Condense the paragraph beginning "On April 10, after hearing the news" in the excerpt below into a bulleted list of its main facts.

## Excerpt
┌──

On April 10, after hearing the news that Robert E. Lee has surrendered at Appomattox, Booth told a friend, Lou Weichmann, that he was done with the stage, and that the only play he wanted to present henceforth was Venice Preserved. Although Mr. Weichmann didn't understand the reference, Venice Preserved is about an assassination plot. On Good Friday, April 14, 1865, Lincoln attended the play Our American Cousin at Ford's Theater. Booth, who as a famous actor and friend of owner John Ford had free access to all parts of the theater, snuck into Lincoln's box and shot him fatally in the back of the head with a .44 caliber Deringer pistol. Booth then jumped out of the President's box and fell to the stage, reportedly breaking his leg. Many historians now believe, however, Booth actually broke his leg when his horse fell on him later in the escape, and that the "diary" entry claiming it occurred jumping to the stage is a typical Booth dramatization. Some witnesses said he shouted "Sic semper tyrannis" from the stage, while others said he shouted "The South is avenged." He fled to the home of Dr. Samuel Mudd, who treated the broken leg. Mudd was later sentenced to life at Fort Jefferson in the Dry Tortugas, but released early for his efforts in stemming a yellow fever epidemic. Ironically, one of the other plotters and fellow prisoners, whom he took into his care when he returned home, survived him. Booth was pursued by Union soldiers through Southern Maryland and across the Potomac and Rappahannock Rivers to Richard Garrett's farm, near Bowling Green, Caroline County, Virginia. Early in the morning of April 26, 1865, the soldiers caught up with Booth. Trapped in a tobacco barn, Booth refused to surrender and the soldiers set the barn ablaze. Sergeant Boston Corbett, against orders, fired at Booth and fatally wounded him in the neck. Booth was dragged from the fire and he died on the porch of the farmhouse. Booth's body was taken to the Washington Navy Yard for identification and an autopsy. The body was then buried in a cell in the Old Penitentiary at the Washington Arsenal. In 1867, the body was exhumed, placed in a pine box, and locked in a warehouse at the prison. In 1869, the body was once again identified before being released to the Booth family, where it was buried in a family plot at Green Mount Cemetery in Baltimore.

└──

## Material provided
┌──

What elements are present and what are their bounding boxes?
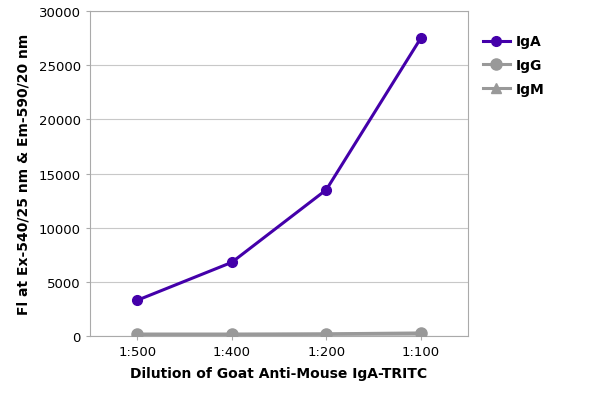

└──

## Final answer
- On April 10, after hearing of Lee's surrender at Appomattox, Booth told Lou Weichmann he was done with the stage and would only present Venice Preserved, a play about an assassination plot.
- On Good Friday, April 14, 1865, at Ford's Theater, Booth used his free access to the building to enter Lincoln's box during Our American Cousin and fatally shot him in the back of the head with a .44 caliber Deringer.
- Booth jumped to the stage, reportedly breaking his leg, though many historians now believe the injury happened later when his horse fell on him.
- Witnesses disagree on whether he shouted "Sic semper tyrannis" or "The South is avenged."
- Dr. Samuel Mudd treated Booth's leg. Mudd was later sentenced to life at Fort Jefferson but was released early for helping stem a yellow fever epidemic.
- Union soldiers pursued Booth to Richard Garrett's farm near Bowling Green, Virginia. On April 26, 1865, they set fire to the tobacco barn where he was trapped.
- Sergeant Boston Corbett, against orders, shot Booth in the neck, and Booth died on the farmhouse porch.
- Booth's body was identified and autopsied at the Washington Navy Yard, then buried at the Old Penitentiary. It was exhumed in 1867 and in 1869 was released to his family for burial at Green Mount Cemetery in Baltimore.